### Goal of the exercise
Repeat each entry in full, exactly.

### Information supplied

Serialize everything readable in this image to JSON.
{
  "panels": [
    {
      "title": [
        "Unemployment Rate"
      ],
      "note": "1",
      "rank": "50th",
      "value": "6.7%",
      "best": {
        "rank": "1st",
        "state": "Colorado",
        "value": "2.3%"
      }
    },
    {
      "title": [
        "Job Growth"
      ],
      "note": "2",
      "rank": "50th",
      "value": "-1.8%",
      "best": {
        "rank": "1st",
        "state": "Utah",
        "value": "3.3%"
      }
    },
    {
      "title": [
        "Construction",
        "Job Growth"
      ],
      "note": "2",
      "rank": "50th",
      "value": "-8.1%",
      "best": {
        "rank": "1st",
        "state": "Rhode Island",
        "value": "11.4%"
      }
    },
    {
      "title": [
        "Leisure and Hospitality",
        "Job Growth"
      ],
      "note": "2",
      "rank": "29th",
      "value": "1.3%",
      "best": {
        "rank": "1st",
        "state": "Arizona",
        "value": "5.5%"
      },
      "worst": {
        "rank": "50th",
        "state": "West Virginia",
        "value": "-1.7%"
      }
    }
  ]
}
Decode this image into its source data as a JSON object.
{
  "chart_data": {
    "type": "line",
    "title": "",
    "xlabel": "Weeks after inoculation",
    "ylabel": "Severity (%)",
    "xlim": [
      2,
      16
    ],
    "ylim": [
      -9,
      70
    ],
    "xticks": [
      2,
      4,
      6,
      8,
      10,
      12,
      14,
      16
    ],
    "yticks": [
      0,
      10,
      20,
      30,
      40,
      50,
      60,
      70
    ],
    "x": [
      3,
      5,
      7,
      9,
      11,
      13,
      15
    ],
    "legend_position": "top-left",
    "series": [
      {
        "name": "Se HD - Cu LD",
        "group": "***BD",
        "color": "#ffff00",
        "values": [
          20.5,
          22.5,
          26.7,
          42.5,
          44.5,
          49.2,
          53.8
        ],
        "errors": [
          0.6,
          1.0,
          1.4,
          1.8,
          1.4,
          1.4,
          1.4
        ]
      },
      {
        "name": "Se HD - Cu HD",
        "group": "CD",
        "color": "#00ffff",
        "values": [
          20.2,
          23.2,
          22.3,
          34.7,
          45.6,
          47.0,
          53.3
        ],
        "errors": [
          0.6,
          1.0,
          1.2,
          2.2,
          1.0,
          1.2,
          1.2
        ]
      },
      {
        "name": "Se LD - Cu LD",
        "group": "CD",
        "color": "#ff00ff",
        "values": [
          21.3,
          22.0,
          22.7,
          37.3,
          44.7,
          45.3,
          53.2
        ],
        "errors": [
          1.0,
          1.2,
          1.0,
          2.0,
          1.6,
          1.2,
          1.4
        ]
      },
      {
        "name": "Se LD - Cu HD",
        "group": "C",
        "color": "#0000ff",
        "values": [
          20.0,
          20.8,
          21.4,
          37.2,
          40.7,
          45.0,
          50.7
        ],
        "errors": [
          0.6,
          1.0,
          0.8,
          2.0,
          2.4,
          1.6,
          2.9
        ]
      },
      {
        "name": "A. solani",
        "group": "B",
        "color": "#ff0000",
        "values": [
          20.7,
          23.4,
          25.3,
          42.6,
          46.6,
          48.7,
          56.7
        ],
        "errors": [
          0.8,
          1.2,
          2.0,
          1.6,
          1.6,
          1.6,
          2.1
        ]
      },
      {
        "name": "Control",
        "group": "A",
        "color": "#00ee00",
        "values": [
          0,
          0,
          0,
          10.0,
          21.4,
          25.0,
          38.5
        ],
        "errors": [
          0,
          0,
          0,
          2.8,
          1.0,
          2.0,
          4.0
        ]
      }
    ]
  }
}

### Output of the task
Serialize everything readable in this image to JSON.
{
  "panels": [
    {
      "title": [
        "Unemployment Rate"
      ],
      "note": "1",
      "rank": "50th",
      "value": "6.7%",
      "best": {
        "rank": "1st",
        "state": "Colorado",
        "value": "2.3%"
      }
    },
    {
      "title": [
        "Job Growth"
      ],
      "note": "2",
      "rank": "50th",
      "value": "-1.8%",
      "best": {
        "rank": "1st",
        "state": "Utah",
        "value": "3.3%"
      }
    },
    {
      "title": [
        "Construction",
        "Job Growth"
      ],
      "note": "2",
      "rank": "50th",
      "value": "-8.1%",
      "best": {
        "rank": "1st",
        "state": "Rhode Island",
        "value": "11.4%"
      }
    },
    {
      "title": [
        "Leisure and Hospitality",
        "Job Growth"
      ],
      "note": "2",
      "rank": "29th",
      "value": "1.3%",
      "best": {
        "rank": "1st",
        "state": "Arizona",
        "value": "5.5%"
      },
      "worst": {
        "rank": "50th",
        "state": "West Virginia",
        "value": "-1.7%"
      }
    }
  ]
}
Decode this image into its source data as a JSON object.
{
  "chart_data": {
    "type": "line",
    "title": "",
    "xlabel": "Weeks after inoculation",
    "ylabel": "Severity (%)",
    "xlim": [
      2,
      16
    ],
    "ylim": [
      -9,
      70
    ],
    "xticks": [
      2,
      4,
      6,
      8,
      10,
      12,
      14,
      16
    ],
    "yticks": [
      0,
      10,
      20,
      30,
      40,
      50,
      60,
      70
    ],
    "x": [
      3,
      5,
      7,
      9,
      11,
      13,
      15
    ],
    "legend_position": "top-left",
    "series": [
      {
        "name": "Se HD - Cu LD",
        "group": "***BD",
        "color": "#ffff00",
        "values": [
          20.5,
          22.5,
          26.7,
          42.5,
          44.5,
          49.2,
          53.8
        ],
        "errors": [
          0.6,
          1.0,
          1.4,
          1.8,
          1.4,
          1.4,
          1.4
        ]
      },
      {
        "name": "Se HD - Cu HD",
        "group": "CD",
        "color": "#00ffff",
        "values": [
          20.2,
          23.2,
          22.3,
          34.7,
          45.6,
          47.0,
          53.3
        ],
        "errors": [
          0.6,
          1.0,
          1.2,
          2.2,
          1.0,
          1.2,
          1.2
        ]
      },
      {
        "name": "Se LD - Cu LD",
        "group": "CD",
        "color": "#ff00ff",
        "values": [
          21.3,
          22.0,
          22.7,
          37.3,
          44.7,
          45.3,
          53.2
        ],
        "errors": [
          1.0,
          1.2,
          1.0,
          2.0,
          1.6,
          1.2,
          1.4
        ]
      },
      {
        "name": "Se LD - Cu HD",
        "group": "C",
        "color": "#0000ff",
        "values": [
          20.0,
          20.8,
          21.4,
          37.2,
          40.7,
          45.0,
          50.7
        ],
        "errors": [
          0.6,
          1.0,
          0.8,
          2.0,
          2.4,
          1.6,
          2.9
        ]
      },
      {
        "name": "A. solani",
        "group": "B",
        "color": "#ff0000",
        "values": [
          20.7,
          23.4,
          25.3,
          42.6,
          46.6,
          48.7,
          56.7
        ],
        "errors": [
          0.8,
          1.2,
          2.0,
          1.6,
          1.6,
          1.6,
          2.1
        ]
      },
      {
        "name": "Control",
        "group": "A",
        "color": "#00ee00",
        "values": [
          0,
          0,
          0,
          10.0,
          21.4,
          25.0,
          38.5
        ],
        "errors": [
          0,
          0,
          0,
          2.8,
          1.0,
          2.0,
          4.0
        ]
      }
    ]
  }
}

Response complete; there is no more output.